▶ [Le passage]:
┄┄┄┄┄┄
Par ailleurs, Sékou Diallo a évoqué les dernières actions entreprises pour régulariser leur situation. « La semaine dernière, nous étions partis à Conakry pour un sit-in. Le département était bien préparé en collaboration avec l’ancienne coordination pilotée par Alseny Mabinty. On nous a piégés. Une fois dans la cour du Ministère de la Fonction publique, les policiers s’en sont pris à nos collègues. Ils ont arrêté 38 d’entre nous, dont 16 femmes. Au-delà de tout, comme ils ont vu que le CNT s’est intéressé à notre dossier, nous sommes allés expliquer la situation au CNT. Le CNT dit que le ministère ment en disant qu’on a envoyé les enseignants partout dans les écoles du pays, alors que lors de la vulgarisation de l’avant-projet de la nouvelle constitution, la communauté a demandé notre retour. Parce que ceux qui sont arrivés, non seulement ils n’ont pas la maîtrise, ce ne sont pas des enseignants, mais il y a encore des écoles dans les collectivités locales qui sont fermées. Parce que celui qui était là, non seulement il était contractuel, il était directeur d’enseignement. Et s’il est déclaré recalé, comment l’école va vivre ? Les écoles sont fermées. Donc, le CNT a pris l’affaire à bras-le-corps, en nous promettant de rencontrer le ministre via la présidence. Maintenant, qu’est-ce qui se passe ? Ce sont les mêmes coordinations, l’ancienne coordination pilotée par Alseny Mabinty, qui mandatent encore des gens pour récupérer les RIB des enseignants contractuels recalés dans les préfectures, alors qu’il n’y a aucune annonce du ministère, ni du Premier ministre. Il n’y a aucun article dans la presse à ce sujet. Il n’y a aucune note de service publiée. Comment peut-on croire cela dans ce monde du XXIe siècle ? Donc, on a su qu’ils sont là encore, une seconde fois, pour nous piéger. Encore une fois, ils mettent des bâtons dans nos roues pour permettre à certains de s’enrichir sur notre dos, comme ils ont commencé depuis deux ans. Cette fois-ci, nous avons demandé à la DPE, qui nous a dit qu’elle n’a reçu aucune note de service. Maintenant, nous sommes sur le terrain pour la création des RIB. Nous-même, nous allons garder nos RIB (Relevés d’Identité Bancaire) par préfecture. C’est le représentant des contractuels non retenus. Et ces RIB seront envoyés auprès de la coordination nationale à Conakry, en présence de notre avocat, maître Paul Yomba Kourouma, et de notre syndicaliste Aboubacar Soumah, avec lesquels nous allons envoyer ces RIB au ministère ».
┄┄┄┄┄┄
(Enregistrements)
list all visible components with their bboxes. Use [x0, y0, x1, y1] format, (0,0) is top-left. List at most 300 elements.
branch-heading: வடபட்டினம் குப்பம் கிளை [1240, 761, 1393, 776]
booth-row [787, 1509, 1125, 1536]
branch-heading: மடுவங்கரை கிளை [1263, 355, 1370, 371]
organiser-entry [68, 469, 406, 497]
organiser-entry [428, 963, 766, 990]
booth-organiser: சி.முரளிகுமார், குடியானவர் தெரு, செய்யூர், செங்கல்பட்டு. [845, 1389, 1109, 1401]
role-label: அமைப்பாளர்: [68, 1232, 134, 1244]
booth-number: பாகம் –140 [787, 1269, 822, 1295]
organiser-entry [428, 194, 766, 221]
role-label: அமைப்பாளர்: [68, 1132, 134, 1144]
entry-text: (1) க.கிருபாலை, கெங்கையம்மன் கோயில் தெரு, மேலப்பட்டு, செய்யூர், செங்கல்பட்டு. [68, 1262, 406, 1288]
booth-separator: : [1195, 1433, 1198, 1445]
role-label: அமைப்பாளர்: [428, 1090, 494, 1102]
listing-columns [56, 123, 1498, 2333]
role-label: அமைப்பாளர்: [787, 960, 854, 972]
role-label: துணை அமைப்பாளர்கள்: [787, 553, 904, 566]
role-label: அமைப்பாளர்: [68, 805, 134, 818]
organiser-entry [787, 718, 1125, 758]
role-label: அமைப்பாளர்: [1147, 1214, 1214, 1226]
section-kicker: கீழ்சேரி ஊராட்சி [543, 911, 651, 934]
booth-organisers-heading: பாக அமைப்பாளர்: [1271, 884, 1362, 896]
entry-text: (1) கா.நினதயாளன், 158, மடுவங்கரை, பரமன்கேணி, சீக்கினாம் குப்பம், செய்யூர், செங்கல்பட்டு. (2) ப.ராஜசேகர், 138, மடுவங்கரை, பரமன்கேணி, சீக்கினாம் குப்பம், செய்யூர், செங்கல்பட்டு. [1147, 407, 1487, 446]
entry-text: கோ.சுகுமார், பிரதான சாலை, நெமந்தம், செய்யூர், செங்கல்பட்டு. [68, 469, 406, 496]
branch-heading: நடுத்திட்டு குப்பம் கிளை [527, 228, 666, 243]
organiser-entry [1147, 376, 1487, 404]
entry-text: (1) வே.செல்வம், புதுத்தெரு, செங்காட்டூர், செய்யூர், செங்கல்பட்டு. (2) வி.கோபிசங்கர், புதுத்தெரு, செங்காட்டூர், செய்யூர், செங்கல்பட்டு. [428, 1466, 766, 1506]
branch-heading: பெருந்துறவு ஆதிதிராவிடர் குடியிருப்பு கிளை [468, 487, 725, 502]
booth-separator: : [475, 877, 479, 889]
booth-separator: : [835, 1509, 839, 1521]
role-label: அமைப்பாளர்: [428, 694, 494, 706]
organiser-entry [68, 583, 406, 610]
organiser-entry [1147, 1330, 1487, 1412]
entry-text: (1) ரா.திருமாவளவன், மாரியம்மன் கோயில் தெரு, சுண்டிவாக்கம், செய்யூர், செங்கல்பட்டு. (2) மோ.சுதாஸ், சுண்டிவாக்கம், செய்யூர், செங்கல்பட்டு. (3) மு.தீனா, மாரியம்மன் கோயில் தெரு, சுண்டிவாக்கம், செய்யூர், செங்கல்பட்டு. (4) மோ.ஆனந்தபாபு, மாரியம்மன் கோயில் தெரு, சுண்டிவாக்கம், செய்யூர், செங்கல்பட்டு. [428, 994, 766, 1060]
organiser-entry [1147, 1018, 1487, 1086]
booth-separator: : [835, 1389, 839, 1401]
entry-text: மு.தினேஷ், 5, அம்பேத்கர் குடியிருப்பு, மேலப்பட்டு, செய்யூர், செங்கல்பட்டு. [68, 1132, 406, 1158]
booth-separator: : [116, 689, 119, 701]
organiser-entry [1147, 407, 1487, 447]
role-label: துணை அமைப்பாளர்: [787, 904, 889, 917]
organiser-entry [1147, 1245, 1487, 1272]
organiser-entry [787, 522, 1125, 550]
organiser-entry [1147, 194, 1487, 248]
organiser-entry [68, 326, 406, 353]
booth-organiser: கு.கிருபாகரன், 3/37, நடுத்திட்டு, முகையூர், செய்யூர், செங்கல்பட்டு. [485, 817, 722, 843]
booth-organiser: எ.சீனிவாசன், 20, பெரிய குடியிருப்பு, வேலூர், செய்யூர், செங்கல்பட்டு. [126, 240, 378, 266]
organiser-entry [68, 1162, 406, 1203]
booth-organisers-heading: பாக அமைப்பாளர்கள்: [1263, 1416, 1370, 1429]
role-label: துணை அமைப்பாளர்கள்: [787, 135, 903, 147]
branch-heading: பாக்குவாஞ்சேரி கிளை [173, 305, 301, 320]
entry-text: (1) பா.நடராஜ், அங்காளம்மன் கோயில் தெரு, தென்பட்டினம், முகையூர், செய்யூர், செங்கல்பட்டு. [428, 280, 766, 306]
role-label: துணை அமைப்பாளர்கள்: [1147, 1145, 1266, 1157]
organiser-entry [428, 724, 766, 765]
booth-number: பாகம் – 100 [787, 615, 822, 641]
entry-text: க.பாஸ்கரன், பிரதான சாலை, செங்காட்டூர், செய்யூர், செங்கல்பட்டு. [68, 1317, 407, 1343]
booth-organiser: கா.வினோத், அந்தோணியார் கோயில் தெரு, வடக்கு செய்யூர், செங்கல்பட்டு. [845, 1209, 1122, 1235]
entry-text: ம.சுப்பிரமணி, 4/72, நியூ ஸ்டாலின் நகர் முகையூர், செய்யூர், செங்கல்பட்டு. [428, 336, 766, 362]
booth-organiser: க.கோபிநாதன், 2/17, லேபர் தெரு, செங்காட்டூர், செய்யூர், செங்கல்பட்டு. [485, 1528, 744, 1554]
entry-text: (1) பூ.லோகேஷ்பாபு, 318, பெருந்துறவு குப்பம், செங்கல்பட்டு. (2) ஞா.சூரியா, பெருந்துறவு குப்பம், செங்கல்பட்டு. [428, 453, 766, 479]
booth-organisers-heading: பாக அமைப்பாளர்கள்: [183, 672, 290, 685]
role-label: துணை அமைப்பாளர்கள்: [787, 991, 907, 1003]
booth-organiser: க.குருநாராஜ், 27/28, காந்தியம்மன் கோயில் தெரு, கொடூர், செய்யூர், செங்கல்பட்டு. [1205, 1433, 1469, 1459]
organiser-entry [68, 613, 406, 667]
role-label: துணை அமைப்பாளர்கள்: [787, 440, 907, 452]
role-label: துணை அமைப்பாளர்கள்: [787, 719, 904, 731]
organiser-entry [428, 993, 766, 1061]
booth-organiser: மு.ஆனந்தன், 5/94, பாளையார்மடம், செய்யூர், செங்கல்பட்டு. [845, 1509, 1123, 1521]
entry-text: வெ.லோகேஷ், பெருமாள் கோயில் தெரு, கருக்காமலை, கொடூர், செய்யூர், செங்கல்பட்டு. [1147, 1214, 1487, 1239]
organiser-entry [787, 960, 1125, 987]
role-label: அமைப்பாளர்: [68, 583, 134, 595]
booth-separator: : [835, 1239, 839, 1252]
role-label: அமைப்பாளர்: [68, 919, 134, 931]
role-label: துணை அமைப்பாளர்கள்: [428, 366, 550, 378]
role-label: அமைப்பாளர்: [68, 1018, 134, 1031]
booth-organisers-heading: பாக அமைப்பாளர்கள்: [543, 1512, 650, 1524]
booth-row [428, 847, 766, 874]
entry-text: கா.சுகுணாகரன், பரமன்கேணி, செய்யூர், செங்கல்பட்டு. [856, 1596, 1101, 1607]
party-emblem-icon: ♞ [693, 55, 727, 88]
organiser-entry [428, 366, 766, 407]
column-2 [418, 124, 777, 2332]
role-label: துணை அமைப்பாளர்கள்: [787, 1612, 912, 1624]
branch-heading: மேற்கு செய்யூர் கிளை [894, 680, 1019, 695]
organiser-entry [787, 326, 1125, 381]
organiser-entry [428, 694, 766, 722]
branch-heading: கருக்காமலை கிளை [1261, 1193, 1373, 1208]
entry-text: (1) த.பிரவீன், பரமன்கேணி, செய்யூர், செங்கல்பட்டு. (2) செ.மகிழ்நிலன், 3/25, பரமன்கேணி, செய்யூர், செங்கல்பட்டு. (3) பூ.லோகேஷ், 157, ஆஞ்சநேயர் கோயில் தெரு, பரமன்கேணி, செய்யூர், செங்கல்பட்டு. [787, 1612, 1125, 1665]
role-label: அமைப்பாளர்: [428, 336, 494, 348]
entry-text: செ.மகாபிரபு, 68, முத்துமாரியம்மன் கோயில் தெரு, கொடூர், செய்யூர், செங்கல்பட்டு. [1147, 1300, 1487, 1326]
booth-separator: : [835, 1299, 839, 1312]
┄┄┄┄┄┄
Rendez en anglais cette phrase du passage : « Ils ont arrêté 38 d’entre nous, dont 16 femmes. » Les items forment un matériau distinct du passage.

They arrested 38 of us, including 16 women.